Goal:
Reproduce the entries in full, with no changes.

(Dataset items)
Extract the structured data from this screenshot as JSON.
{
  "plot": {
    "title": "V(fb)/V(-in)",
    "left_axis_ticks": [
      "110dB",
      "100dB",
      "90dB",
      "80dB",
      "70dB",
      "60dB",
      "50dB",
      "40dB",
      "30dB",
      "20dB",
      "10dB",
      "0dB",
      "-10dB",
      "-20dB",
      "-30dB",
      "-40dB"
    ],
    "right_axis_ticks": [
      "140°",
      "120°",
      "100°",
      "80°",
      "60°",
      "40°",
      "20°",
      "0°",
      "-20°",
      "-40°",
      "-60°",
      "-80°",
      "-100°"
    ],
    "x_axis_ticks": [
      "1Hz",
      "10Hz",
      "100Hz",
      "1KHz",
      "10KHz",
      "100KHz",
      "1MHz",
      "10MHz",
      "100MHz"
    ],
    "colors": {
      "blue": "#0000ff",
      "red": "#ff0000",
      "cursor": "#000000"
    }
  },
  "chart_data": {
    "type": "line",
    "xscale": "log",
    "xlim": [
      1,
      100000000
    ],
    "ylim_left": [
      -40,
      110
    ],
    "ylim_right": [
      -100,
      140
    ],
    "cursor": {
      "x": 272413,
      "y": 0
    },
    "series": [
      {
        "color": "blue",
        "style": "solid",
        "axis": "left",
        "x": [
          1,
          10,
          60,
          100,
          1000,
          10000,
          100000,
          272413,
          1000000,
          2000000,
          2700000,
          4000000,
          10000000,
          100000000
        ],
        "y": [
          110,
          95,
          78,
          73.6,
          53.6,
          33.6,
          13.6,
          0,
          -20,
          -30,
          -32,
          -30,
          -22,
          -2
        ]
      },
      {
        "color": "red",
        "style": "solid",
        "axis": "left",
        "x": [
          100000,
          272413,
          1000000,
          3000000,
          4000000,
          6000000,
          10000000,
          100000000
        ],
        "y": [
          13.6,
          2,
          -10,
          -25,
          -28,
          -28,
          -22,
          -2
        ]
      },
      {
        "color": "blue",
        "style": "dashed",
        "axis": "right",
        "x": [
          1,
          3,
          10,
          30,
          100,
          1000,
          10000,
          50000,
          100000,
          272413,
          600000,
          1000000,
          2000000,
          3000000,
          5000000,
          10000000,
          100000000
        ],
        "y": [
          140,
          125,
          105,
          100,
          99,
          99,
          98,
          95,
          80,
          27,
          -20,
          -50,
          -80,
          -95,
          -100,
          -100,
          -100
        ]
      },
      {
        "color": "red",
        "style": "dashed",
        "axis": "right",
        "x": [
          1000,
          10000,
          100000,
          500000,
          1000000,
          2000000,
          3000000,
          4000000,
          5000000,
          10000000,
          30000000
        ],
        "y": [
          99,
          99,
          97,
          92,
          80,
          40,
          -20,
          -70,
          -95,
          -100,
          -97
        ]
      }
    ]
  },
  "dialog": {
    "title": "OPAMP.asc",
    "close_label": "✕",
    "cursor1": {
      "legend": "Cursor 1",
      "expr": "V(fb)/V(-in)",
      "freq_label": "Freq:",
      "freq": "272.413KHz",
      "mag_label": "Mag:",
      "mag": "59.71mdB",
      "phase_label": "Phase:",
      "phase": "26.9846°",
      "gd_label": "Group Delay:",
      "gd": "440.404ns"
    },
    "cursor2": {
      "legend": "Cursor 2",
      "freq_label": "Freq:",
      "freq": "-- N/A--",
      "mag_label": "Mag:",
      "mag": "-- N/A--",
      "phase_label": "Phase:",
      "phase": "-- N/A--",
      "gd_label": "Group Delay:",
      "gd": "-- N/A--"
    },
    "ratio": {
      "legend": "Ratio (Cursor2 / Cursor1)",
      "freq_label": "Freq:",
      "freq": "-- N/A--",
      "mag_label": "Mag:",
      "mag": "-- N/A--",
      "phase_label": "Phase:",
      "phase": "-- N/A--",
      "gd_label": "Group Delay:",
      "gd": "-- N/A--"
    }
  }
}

Answer to this task:
Extract the structured data from this screenshot as JSON.
{
  "plot": {
    "title": "V(fb)/V(-in)",
    "left_axis_ticks": [
      "110dB",
      "100dB",
      "90dB",
      "80dB",
      "70dB",
      "60dB",
      "50dB",
      "40dB",
      "30dB",
      "20dB",
      "10dB",
      "0dB",
      "-10dB",
      "-20dB",
      "-30dB",
      "-40dB"
    ],
    "right_axis_ticks": [
      "140°",
      "120°",
      "100°",
      "80°",
      "60°",
      "40°",
      "20°",
      "0°",
      "-20°",
      "-40°",
      "-60°",
      "-80°",
      "-100°"
    ],
    "x_axis_ticks": [
      "1Hz",
      "10Hz",
      "100Hz",
      "1KHz",
      "10KHz",
      "100KHz",
      "1MHz",
      "10MHz",
      "100MHz"
    ],
    "colors": {
      "blue": "#0000ff",
      "red": "#ff0000",
      "cursor": "#000000"
    }
  },
  "chart_data": {
    "type": "line",
    "xscale": "log",
    "xlim": [
      1,
      100000000
    ],
    "ylim_left": [
      -40,
      110
    ],
    "ylim_right": [
      -100,
      140
    ],
    "cursor": {
      "x": 272413,
      "y": 0
    },
    "series": [
      {
        "color": "blue",
        "style": "solid",
        "axis": "left",
        "x": [
          1,
          10,
          60,
          100,
          1000,
          10000,
          100000,
          272413,
          1000000,
          2000000,
          2700000,
          4000000,
          10000000,
          100000000
        ],
        "y": [
          110,
          95,
          78,
          73.6,
          53.6,
          33.6,
          13.6,
          0,
          -20,
          -30,
          -32,
          -30,
          -22,
          -2
        ]
      },
      {
        "color": "red",
        "style": "solid",
        "axis": "left",
        "x": [
          100000,
          272413,
          1000000,
          3000000,
          4000000,
          6000000,
          10000000,
          100000000
        ],
        "y": [
          13.6,
          2,
          -10,
          -25,
          -28,
          -28,
          -22,
          -2
        ]
      },
      {
        "color": "blue",
        "style": "dashed",
        "axis": "right",
        "x": [
          1,
          3,
          10,
          30,
          100,
          1000,
          10000,
          50000,
          100000,
          272413,
          600000,
          1000000,
          2000000,
          3000000,
          5000000,
          10000000,
          100000000
        ],
        "y": [
          140,
          125,
          105,
          100,
          99,
          99,
          98,
          95,
          80,
          27,
          -20,
          -50,
          -80,
          -95,
          -100,
          -100,
          -100
        ]
      },
      {
        "color": "red",
        "style": "dashed",
        "axis": "right",
        "x": [
          1000,
          10000,
          100000,
          500000,
          1000000,
          2000000,
          3000000,
          4000000,
          5000000,
          10000000,
          30000000
        ],
        "y": [
          99,
          99,
          97,
          92,
          80,
          40,
          -20,
          -70,
          -95,
          -100,
          -97
        ]
      }
    ]
  },
  "dialog": {
    "title": "OPAMP.asc",
    "close_label": "✕",
    "cursor1": {
      "legend": "Cursor 1",
      "expr": "V(fb)/V(-in)",
      "freq_label": "Freq:",
      "freq": "272.413KHz",
      "mag_label": "Mag:",
      "mag": "59.71mdB",
      "phase_label": "Phase:",
      "phase": "26.9846°",
      "gd_label": "Group Delay:",
      "gd": "440.404ns"
    },
    "cursor2": {
      "legend": "Cursor 2",
      "freq_label": "Freq:",
      "freq": "-- N/A--",
      "mag_label": "Mag:",
      "mag": "-- N/A--",
      "phase_label": "Phase:",
      "phase": "-- N/A--",
      "gd_label": "Group Delay:",
      "gd": "-- N/A--"
    },
    "ratio": {
      "legend": "Ratio (Cursor2 / Cursor1)",
      "freq_label": "Freq:",
      "freq": "-- N/A--",
      "mag_label": "Mag:",
      "mag": "-- N/A--",
      "phase_label": "Phase:",
      "phase": "-- N/A--",
      "gd_label": "Group Delay:",
      "gd": "-- N/A--"
    }
  }
}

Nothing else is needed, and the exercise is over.